━━━━━ WORKING DATA
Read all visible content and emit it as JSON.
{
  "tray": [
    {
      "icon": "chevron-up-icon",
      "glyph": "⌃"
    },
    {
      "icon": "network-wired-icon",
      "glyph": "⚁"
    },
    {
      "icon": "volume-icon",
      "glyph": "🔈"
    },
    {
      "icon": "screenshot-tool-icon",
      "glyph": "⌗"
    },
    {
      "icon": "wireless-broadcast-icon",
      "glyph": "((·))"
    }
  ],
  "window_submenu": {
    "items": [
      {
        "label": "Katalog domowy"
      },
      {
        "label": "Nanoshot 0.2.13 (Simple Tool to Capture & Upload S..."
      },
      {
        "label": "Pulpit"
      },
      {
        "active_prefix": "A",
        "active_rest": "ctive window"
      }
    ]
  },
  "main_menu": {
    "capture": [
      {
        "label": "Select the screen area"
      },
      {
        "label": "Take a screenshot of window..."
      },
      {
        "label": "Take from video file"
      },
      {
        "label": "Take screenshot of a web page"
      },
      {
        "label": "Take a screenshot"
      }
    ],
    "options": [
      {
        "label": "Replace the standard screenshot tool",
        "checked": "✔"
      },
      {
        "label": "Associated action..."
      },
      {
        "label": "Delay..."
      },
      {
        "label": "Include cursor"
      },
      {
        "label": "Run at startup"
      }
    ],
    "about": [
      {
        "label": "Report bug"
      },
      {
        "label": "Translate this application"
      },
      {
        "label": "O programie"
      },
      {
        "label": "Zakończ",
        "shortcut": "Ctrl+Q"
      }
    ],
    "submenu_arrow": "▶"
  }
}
━━━━━━━━━━
Return the listing above in full, character for character.

Read all visible content and emit it as JSON.
{
  "tray": [
    {
      "icon": "chevron-up-icon",
      "glyph": "⌃"
    },
    {
      "icon": "network-wired-icon",
      "glyph": "⚁"
    },
    {
      "icon": "volume-icon",
      "glyph": "🔈"
    },
    {
      "icon": "screenshot-tool-icon",
      "glyph": "⌗"
    },
    {
      "icon": "wireless-broadcast-icon",
      "glyph": "((·))"
    }
  ],
  "window_submenu": {
    "items": [
      {
        "label": "Katalog domowy"
      },
      {
        "label": "Nanoshot 0.2.13 (Simple Tool to Capture & Upload S..."
      },
      {
        "label": "Pulpit"
      },
      {
        "active_prefix": "A",
        "active_rest": "ctive window"
      }
    ]
  },
  "main_menu": {
    "capture": [
      {
        "label": "Select the screen area"
      },
      {
        "label": "Take a screenshot of window..."
      },
      {
        "label": "Take from video file"
      },
      {
        "label": "Take screenshot of a web page"
      },
      {
        "label": "Take a screenshot"
      }
    ],
    "options": [
      {
        "label": "Replace the standard screenshot tool",
        "checked": "✔"
      },
      {
        "label": "Associated action..."
      },
      {
        "label": "Delay..."
      },
      {
        "label": "Include cursor"
      },
      {
        "label": "Run at startup"
      }
    ],
    "about": [
      {
        "label": "Report bug"
      },
      {
        "label": "Translate this application"
      },
      {
        "label": "O programie"
      },
      {
        "label": "Zakończ",
        "shortcut": "Ctrl+Q"
      }
    ],
    "submenu_arrow": "▶"
  }
}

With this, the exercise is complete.